### Aim:
Go through the entries below and collect each line with the string "label" in it.

(Figure contents as structured data)
···

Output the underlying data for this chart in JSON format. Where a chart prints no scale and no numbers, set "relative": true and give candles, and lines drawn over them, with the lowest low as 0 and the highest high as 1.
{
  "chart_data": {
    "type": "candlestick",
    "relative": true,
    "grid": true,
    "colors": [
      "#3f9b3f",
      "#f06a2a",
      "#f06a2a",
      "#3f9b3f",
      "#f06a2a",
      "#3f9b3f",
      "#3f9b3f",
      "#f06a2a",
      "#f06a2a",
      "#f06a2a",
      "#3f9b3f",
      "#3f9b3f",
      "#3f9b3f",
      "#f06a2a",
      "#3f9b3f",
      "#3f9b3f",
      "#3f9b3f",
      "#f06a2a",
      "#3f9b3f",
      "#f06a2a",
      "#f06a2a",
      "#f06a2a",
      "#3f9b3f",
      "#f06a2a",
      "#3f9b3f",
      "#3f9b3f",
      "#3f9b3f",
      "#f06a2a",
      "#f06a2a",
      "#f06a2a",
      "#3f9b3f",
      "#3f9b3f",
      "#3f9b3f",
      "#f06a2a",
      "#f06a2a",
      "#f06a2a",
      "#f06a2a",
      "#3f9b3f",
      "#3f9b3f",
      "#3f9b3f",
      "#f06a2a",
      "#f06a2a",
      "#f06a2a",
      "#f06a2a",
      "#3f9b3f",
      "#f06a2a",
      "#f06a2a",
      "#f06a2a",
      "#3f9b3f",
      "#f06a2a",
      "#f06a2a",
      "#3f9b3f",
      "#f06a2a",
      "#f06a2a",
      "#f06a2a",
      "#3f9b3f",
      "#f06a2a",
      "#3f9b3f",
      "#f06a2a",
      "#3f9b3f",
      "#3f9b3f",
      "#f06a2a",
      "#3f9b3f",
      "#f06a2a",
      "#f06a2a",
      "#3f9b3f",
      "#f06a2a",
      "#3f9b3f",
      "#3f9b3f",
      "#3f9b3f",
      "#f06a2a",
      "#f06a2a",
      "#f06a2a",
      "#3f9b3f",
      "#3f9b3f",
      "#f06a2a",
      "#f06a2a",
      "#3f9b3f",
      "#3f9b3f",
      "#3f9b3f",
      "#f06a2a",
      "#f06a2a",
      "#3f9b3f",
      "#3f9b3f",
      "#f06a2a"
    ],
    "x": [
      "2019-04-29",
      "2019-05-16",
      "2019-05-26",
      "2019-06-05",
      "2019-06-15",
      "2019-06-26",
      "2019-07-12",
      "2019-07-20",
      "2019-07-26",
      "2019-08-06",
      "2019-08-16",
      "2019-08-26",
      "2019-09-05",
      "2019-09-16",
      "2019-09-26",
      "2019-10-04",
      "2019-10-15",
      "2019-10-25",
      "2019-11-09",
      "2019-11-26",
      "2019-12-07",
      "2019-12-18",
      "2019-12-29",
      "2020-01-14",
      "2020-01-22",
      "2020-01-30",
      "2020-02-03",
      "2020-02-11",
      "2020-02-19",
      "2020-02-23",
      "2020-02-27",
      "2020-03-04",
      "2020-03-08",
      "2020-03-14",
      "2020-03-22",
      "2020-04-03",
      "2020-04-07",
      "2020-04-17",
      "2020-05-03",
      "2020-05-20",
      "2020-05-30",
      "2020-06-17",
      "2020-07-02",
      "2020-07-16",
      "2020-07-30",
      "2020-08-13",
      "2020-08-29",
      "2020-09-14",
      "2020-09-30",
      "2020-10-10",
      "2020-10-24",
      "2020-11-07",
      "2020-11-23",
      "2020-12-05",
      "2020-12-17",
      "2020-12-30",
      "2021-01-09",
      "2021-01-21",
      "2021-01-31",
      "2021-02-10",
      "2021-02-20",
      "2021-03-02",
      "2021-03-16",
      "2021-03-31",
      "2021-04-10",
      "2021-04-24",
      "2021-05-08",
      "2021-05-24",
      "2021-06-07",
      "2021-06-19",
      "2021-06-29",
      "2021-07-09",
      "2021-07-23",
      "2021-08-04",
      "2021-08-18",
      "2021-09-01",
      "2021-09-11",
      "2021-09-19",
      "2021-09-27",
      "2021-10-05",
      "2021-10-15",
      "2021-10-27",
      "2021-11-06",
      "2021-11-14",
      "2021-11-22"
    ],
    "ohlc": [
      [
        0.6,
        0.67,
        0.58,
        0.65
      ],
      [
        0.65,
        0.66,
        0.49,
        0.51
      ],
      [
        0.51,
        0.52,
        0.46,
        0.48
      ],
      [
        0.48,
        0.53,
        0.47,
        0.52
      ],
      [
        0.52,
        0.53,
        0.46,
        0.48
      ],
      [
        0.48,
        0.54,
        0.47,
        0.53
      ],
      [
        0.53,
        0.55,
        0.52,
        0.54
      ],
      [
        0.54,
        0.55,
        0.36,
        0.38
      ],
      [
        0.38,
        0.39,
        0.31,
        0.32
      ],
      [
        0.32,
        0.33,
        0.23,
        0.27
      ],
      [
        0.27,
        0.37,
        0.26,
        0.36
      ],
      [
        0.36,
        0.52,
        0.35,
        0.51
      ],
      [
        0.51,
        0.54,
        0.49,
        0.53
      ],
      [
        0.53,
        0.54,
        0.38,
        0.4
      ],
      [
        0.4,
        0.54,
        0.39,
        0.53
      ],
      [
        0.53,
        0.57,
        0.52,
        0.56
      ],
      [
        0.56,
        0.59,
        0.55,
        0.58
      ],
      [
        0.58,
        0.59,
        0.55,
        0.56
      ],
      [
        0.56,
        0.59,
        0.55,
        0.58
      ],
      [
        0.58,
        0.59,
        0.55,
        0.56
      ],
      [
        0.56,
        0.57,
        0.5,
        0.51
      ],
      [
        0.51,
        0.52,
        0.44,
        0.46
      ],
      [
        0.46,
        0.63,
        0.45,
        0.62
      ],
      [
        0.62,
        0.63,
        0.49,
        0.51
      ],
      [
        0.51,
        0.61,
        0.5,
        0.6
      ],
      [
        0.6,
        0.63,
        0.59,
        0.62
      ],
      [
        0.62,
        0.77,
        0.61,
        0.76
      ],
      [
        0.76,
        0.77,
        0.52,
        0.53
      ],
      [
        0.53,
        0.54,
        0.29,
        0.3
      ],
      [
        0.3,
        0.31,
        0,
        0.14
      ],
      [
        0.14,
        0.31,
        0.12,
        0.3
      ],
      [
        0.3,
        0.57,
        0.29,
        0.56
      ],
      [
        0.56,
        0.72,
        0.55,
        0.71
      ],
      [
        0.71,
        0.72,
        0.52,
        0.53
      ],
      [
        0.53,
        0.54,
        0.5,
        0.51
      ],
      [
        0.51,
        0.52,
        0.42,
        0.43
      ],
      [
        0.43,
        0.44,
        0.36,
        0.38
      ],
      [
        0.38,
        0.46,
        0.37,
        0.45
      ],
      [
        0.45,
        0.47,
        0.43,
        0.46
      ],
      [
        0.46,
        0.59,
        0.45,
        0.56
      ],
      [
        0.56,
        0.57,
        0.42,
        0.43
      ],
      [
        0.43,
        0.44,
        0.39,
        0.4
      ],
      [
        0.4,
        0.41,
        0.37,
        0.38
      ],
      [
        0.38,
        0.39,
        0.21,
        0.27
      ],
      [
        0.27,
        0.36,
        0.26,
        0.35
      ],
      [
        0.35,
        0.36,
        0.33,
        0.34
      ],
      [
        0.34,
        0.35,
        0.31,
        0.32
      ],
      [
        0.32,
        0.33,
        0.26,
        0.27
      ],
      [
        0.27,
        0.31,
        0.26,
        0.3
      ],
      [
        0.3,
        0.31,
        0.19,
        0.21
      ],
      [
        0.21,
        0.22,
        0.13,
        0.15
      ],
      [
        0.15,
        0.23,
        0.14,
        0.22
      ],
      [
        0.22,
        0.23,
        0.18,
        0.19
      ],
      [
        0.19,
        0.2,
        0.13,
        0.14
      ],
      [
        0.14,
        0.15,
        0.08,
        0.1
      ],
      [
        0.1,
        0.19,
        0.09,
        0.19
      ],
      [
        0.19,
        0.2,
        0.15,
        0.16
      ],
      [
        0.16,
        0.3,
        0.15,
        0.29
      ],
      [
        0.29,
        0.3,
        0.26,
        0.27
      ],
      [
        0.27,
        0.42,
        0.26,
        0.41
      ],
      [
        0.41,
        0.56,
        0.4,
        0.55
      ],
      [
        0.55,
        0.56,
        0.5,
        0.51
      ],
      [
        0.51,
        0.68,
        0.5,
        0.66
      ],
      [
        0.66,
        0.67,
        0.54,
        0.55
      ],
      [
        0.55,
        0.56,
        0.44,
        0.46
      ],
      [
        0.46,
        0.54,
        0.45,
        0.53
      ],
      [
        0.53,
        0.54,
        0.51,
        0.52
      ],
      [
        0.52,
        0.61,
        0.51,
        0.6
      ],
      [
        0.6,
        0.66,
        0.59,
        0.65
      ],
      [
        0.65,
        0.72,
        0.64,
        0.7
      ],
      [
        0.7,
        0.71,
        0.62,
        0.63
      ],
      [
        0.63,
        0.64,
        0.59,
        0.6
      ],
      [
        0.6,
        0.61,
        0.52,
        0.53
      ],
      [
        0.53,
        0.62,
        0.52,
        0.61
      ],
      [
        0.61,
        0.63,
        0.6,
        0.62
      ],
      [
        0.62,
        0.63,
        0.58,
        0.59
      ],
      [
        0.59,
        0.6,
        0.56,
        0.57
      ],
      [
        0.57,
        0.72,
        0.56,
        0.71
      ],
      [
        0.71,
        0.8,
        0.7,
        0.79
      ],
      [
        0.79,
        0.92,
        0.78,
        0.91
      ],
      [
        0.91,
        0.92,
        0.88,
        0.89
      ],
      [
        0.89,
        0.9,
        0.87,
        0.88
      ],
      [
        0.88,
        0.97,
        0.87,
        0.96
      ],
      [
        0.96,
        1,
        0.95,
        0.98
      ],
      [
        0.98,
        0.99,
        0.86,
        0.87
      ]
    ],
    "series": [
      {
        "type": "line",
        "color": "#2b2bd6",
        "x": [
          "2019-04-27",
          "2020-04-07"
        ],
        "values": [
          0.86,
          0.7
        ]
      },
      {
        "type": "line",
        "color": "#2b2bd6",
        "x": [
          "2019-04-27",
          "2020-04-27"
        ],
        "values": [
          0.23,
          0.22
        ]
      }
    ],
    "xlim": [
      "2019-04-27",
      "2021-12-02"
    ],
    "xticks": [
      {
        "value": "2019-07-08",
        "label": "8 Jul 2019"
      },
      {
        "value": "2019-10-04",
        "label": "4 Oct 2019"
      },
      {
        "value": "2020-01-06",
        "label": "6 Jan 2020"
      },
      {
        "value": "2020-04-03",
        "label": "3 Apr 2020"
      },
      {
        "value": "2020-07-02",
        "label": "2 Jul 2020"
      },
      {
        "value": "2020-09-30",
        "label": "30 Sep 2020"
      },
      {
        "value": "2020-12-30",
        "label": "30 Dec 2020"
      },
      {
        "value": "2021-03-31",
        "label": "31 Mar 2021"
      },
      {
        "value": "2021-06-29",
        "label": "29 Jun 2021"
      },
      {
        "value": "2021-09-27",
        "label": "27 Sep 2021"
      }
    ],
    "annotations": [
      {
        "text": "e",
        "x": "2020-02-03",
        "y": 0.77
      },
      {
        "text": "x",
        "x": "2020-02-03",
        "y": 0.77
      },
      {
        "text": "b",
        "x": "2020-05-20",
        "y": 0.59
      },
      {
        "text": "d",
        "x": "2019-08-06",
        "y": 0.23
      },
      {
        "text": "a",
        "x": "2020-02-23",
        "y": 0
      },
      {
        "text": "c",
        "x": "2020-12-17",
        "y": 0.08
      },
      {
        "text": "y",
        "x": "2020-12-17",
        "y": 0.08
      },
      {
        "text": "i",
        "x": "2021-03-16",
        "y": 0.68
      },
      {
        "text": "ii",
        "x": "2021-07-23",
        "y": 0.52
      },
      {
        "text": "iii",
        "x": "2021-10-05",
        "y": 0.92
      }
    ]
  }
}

···

### Reply:
        "label": "8 Jul 2019"
        "label": "4 Oct 2019"
        "label": "6 Jan 2020"
        "label": "3 Apr 2020"
        "label": "2 Jul 2020"
        "label": "30 Sep 2020"
        "label": "30 Dec 2020"
        "label": "31 Mar 2021"
        "label": "29 Jun 2021"
        "label": "27 Sep 2021"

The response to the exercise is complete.